**Problem to solve:** Filter the lines below, copying only those with the string "STILTSQIN".

**Input:**
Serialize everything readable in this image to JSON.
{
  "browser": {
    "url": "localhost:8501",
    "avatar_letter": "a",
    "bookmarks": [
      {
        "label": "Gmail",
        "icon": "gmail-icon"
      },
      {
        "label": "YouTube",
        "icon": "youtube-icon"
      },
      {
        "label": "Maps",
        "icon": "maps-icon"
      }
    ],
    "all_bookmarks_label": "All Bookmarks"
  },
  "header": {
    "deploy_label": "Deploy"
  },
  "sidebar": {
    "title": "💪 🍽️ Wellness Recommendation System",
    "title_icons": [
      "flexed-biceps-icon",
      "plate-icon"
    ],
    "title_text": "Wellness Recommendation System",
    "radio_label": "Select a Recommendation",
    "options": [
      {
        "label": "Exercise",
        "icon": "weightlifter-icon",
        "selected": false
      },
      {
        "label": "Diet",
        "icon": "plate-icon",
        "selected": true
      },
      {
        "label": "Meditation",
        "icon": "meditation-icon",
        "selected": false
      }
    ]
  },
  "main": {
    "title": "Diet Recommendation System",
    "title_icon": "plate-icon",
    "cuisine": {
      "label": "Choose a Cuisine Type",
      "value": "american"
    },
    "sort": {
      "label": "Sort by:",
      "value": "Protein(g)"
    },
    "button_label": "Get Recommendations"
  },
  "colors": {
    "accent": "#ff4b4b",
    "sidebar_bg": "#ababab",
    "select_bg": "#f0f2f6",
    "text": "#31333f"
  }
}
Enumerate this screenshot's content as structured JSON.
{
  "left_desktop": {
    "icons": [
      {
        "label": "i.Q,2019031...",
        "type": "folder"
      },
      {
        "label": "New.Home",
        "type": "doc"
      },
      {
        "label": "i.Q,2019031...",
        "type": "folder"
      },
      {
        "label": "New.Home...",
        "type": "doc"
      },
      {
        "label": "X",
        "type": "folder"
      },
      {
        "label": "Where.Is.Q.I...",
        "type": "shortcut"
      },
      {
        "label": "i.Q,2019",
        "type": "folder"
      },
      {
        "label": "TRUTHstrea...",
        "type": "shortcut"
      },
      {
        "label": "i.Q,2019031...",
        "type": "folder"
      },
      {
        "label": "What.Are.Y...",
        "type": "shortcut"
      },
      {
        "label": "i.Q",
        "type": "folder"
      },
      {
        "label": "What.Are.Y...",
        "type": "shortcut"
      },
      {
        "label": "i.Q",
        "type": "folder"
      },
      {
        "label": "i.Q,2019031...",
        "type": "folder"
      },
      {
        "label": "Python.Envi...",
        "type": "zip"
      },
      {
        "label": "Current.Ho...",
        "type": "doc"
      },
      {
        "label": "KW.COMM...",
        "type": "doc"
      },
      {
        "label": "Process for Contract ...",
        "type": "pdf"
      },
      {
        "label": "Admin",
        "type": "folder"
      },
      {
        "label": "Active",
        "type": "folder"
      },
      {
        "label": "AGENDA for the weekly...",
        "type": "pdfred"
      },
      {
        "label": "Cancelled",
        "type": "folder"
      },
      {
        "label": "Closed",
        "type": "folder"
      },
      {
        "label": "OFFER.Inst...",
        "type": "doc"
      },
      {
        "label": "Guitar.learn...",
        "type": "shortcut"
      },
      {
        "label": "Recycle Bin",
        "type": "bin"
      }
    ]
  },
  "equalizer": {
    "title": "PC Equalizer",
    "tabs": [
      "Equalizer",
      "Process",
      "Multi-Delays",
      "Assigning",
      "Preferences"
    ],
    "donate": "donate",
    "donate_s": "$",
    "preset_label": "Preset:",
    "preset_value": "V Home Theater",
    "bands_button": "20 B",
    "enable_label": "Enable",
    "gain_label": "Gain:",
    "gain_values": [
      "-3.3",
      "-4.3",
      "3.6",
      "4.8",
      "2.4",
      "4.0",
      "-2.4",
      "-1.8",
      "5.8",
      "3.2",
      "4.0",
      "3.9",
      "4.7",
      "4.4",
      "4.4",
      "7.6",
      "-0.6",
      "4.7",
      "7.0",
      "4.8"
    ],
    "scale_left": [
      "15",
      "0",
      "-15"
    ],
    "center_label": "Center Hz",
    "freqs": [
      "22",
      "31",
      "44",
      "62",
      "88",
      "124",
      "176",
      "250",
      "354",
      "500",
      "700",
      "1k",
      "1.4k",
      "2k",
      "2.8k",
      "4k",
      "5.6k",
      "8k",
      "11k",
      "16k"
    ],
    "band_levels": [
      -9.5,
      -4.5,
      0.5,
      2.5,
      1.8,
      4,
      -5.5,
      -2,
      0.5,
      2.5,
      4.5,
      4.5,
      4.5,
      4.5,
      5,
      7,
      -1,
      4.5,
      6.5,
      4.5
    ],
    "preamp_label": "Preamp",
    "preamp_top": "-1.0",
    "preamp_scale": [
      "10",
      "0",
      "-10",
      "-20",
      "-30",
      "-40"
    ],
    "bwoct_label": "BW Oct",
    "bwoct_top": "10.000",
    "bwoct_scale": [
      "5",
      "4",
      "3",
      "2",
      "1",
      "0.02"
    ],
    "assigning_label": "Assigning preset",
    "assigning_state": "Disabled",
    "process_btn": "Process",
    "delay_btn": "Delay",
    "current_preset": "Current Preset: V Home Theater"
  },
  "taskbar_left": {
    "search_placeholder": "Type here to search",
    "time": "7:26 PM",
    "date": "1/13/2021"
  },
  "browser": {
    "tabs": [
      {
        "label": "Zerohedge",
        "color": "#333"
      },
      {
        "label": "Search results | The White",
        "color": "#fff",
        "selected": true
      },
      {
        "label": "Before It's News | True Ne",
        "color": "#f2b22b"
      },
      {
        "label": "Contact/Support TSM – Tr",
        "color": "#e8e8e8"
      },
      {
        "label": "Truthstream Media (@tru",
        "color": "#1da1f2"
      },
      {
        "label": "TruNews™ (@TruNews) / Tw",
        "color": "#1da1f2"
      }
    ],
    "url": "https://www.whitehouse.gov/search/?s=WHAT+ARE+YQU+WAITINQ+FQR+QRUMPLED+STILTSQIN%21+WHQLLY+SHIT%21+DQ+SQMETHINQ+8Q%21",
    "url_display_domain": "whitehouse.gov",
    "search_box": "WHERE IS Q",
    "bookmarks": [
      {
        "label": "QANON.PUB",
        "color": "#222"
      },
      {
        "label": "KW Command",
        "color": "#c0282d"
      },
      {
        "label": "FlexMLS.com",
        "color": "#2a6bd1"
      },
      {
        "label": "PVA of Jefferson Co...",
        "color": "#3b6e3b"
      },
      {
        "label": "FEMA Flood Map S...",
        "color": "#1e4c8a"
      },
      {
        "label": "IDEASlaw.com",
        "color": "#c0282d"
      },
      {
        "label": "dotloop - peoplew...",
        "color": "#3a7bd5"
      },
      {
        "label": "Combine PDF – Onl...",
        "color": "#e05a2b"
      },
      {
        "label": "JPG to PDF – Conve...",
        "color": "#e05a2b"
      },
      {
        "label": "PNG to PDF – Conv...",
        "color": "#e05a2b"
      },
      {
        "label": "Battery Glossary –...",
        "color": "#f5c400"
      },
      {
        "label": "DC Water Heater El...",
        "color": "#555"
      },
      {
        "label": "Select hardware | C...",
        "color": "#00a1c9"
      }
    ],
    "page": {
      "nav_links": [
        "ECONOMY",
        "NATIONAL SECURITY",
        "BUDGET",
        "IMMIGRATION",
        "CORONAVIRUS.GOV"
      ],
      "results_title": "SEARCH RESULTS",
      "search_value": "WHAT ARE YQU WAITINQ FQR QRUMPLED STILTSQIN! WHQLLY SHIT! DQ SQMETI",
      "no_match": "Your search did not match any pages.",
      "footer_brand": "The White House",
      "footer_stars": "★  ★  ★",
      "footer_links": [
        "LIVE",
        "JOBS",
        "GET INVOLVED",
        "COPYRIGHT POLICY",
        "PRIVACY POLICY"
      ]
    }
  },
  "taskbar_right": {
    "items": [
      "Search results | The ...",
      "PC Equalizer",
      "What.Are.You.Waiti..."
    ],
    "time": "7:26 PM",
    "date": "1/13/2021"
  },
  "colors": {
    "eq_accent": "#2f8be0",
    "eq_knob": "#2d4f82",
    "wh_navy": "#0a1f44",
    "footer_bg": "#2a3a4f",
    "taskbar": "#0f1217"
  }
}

**Task output:**
    "url": "https://www.whitehouse.gov/search/?s=WHAT+ARE+YQU+WAITINQ+FQR+QRUMPLED+STILTSQIN%21+WHQLLY+SHIT%21+DQ+SQMETHINQ+8Q%21",
      "search_value": "WHAT ARE YQU WAITINQ FQR QRUMPLED STILTSQIN! WHQLLY SHIT! DQ SQMETI",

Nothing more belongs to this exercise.